GIVEN INSTRUCTION:
Please print the full listing exactly.

MATERIAL SUPPLIED:
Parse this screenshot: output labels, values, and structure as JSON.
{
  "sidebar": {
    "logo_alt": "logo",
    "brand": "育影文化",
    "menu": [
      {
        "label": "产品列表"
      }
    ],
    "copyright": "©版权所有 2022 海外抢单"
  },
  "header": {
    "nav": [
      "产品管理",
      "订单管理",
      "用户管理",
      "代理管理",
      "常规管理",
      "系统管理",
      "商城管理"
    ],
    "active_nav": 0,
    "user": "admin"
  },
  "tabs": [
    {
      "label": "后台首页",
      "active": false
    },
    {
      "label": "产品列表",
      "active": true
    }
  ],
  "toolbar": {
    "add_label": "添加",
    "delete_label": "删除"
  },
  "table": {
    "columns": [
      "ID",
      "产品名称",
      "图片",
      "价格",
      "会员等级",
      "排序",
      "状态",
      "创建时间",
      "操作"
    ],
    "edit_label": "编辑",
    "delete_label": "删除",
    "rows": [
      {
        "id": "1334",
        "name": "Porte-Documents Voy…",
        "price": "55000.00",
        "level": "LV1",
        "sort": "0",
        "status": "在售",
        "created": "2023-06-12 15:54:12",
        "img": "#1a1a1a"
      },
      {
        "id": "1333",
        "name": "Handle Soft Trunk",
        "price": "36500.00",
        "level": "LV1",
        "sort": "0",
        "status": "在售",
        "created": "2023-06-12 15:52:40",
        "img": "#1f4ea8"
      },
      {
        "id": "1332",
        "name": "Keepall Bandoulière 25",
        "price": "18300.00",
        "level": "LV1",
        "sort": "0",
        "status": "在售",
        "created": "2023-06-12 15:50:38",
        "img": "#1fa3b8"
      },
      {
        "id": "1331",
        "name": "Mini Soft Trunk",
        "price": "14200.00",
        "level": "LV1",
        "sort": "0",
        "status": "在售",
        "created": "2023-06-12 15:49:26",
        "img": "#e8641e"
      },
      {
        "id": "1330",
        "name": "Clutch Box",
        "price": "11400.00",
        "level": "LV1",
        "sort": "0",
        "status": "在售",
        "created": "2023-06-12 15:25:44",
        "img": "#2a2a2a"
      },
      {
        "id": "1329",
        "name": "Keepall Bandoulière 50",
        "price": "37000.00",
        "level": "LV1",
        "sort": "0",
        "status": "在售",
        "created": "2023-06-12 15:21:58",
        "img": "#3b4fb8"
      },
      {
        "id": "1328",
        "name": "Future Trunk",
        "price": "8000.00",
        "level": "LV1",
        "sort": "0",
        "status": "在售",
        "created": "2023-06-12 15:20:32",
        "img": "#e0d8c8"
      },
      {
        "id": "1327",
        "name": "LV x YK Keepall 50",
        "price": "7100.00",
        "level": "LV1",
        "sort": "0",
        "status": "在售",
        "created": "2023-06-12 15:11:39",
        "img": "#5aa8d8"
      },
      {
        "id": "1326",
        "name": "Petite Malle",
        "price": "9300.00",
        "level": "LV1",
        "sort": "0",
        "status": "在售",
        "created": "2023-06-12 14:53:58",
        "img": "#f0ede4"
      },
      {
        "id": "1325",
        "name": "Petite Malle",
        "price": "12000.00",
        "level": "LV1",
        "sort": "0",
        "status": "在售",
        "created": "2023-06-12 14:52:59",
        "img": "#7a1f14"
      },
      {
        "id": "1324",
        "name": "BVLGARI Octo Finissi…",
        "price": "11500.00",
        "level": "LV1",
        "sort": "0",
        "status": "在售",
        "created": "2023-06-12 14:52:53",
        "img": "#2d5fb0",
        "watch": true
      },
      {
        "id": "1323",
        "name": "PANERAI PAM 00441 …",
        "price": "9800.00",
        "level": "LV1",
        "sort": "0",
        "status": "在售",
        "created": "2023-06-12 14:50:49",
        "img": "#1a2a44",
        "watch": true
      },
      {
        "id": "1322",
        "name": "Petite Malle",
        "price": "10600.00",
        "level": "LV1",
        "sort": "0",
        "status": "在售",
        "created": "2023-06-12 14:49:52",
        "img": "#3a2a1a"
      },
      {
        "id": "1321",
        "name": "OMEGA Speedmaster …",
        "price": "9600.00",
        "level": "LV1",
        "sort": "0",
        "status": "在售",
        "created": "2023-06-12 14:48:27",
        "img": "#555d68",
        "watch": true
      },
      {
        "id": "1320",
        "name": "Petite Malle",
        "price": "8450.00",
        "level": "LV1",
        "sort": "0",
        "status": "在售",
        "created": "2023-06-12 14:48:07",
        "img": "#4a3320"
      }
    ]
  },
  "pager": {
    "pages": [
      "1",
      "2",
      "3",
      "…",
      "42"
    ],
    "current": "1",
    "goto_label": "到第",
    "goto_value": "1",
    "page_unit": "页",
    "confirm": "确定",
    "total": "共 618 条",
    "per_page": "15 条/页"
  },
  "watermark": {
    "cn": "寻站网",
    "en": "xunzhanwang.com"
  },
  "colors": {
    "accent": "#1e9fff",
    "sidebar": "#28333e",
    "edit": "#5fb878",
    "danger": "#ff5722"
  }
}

PROBLEM SOLUTION:
Parse this screenshot: output labels, values, and structure as JSON.
{
  "sidebar": {
    "logo_alt": "logo",
    "brand": "育影文化",
    "menu": [
      {
        "label": "产品列表"
      }
    ],
    "copyright": "©版权所有 2022 海外抢单"
  },
  "header": {
    "nav": [
      "产品管理",
      "订单管理",
      "用户管理",
      "代理管理",
      "常规管理",
      "系统管理",
      "商城管理"
    ],
    "active_nav": 0,
    "user": "admin"
  },
  "tabs": [
    {
      "label": "后台首页",
      "active": false
    },
    {
      "label": "产品列表",
      "active": true
    }
  ],
  "toolbar": {
    "add_label": "添加",
    "delete_label": "删除"
  },
  "table": {
    "columns": [
      "ID",
      "产品名称",
      "图片",
      "价格",
      "会员等级",
      "排序",
      "状态",
      "创建时间",
      "操作"
    ],
    "edit_label": "编辑",
    "delete_label": "删除",
    "rows": [
      {
        "id": "1334",
        "name": "Porte-Documents Voy…",
        "price": "55000.00",
        "level": "LV1",
        "sort": "0",
        "status": "在售",
        "created": "2023-06-12 15:54:12",
        "img": "#1a1a1a"
      },
      {
        "id": "1333",
        "name": "Handle Soft Trunk",
        "price": "36500.00",
        "level": "LV1",
        "sort": "0",
        "status": "在售",
        "created": "2023-06-12 15:52:40",
        "img": "#1f4ea8"
      },
      {
        "id": "1332",
        "name": "Keepall Bandoulière 25",
        "price": "18300.00",
        "level": "LV1",
        "sort": "0",
        "status": "在售",
        "created": "2023-06-12 15:50:38",
        "img": "#1fa3b8"
      },
      {
        "id": "1331",
        "name": "Mini Soft Trunk",
        "price": "14200.00",
        "level": "LV1",
        "sort": "0",
        "status": "在售",
        "created": "2023-06-12 15:49:26",
        "img": "#e8641e"
      },
      {
        "id": "1330",
        "name": "Clutch Box",
        "price": "11400.00",
        "level": "LV1",
        "sort": "0",
        "status": "在售",
        "created": "2023-06-12 15:25:44",
        "img": "#2a2a2a"
      },
      {
        "id": "1329",
        "name": "Keepall Bandoulière 50",
        "price": "37000.00",
        "level": "LV1",
        "sort": "0",
        "status": "在售",
        "created": "2023-06-12 15:21:58",
        "img": "#3b4fb8"
      },
      {
        "id": "1328",
        "name": "Future Trunk",
        "price": "8000.00",
        "level": "LV1",
        "sort": "0",
        "status": "在售",
        "created": "2023-06-12 15:20:32",
        "img": "#e0d8c8"
      },
      {
        "id": "1327",
        "name": "LV x YK Keepall 50",
        "price": "7100.00",
        "level": "LV1",
        "sort": "0",
        "status": "在售",
        "created": "2023-06-12 15:11:39",
        "img": "#5aa8d8"
      },
      {
        "id": "1326",
        "name": "Petite Malle",
        "price": "9300.00",
        "level": "LV1",
        "sort": "0",
        "status": "在售",
        "created": "2023-06-12 14:53:58",
        "img": "#f0ede4"
      },
      {
        "id": "1325",
        "name": "Petite Malle",
        "price": "12000.00",
        "level": "LV1",
        "sort": "0",
        "status": "在售",
        "created": "2023-06-12 14:52:59",
        "img": "#7a1f14"
      },
      {
        "id": "1324",
        "name": "BVLGARI Octo Finissi…",
        "price": "11500.00",
        "level": "LV1",
        "sort": "0",
        "status": "在售",
        "created": "2023-06-12 14:52:53",
        "img": "#2d5fb0",
        "watch": true
      },
      {
        "id": "1323",
        "name": "PANERAI PAM 00441 …",
        "price": "9800.00",
        "level": "LV1",
        "sort": "0",
        "status": "在售",
        "created": "2023-06-12 14:50:49",
        "img": "#1a2a44",
        "watch": true
      },
      {
        "id": "1322",
        "name": "Petite Malle",
        "price": "10600.00",
        "level": "LV1",
        "sort": "0",
        "status": "在售",
        "created": "2023-06-12 14:49:52",
        "img": "#3a2a1a"
      },
      {
        "id": "1321",
        "name": "OMEGA Speedmaster …",
        "price": "9600.00",
        "level": "LV1",
        "sort": "0",
        "status": "在售",
        "created": "2023-06-12 14:48:27",
        "img": "#555d68",
        "watch": true
      },
      {
        "id": "1320",
        "name": "Petite Malle",
        "price": "8450.00",
        "level": "LV1",
        "sort": "0",
        "status": "在售",
        "created": "2023-06-12 14:48:07",
        "img": "#4a3320"
      }
    ]
  },
  "pager": {
    "pages": [
      "1",
      "2",
      "3",
      "…",
      "42"
    ],
    "current": "1",
    "goto_label": "到第",
    "goto_value": "1",
    "page_unit": "页",
    "confirm": "确定",
    "total": "共 618 条",
    "per_page": "15 条/页"
  },
  "watermark": {
    "cn": "寻站网",
    "en": "xunzhanwang.com"
  },
  "colors": {
    "accent": "#1e9fff",
    "sidebar": "#28333e",
    "edit": "#5fb878",
    "danger": "#ff5722"
  }
}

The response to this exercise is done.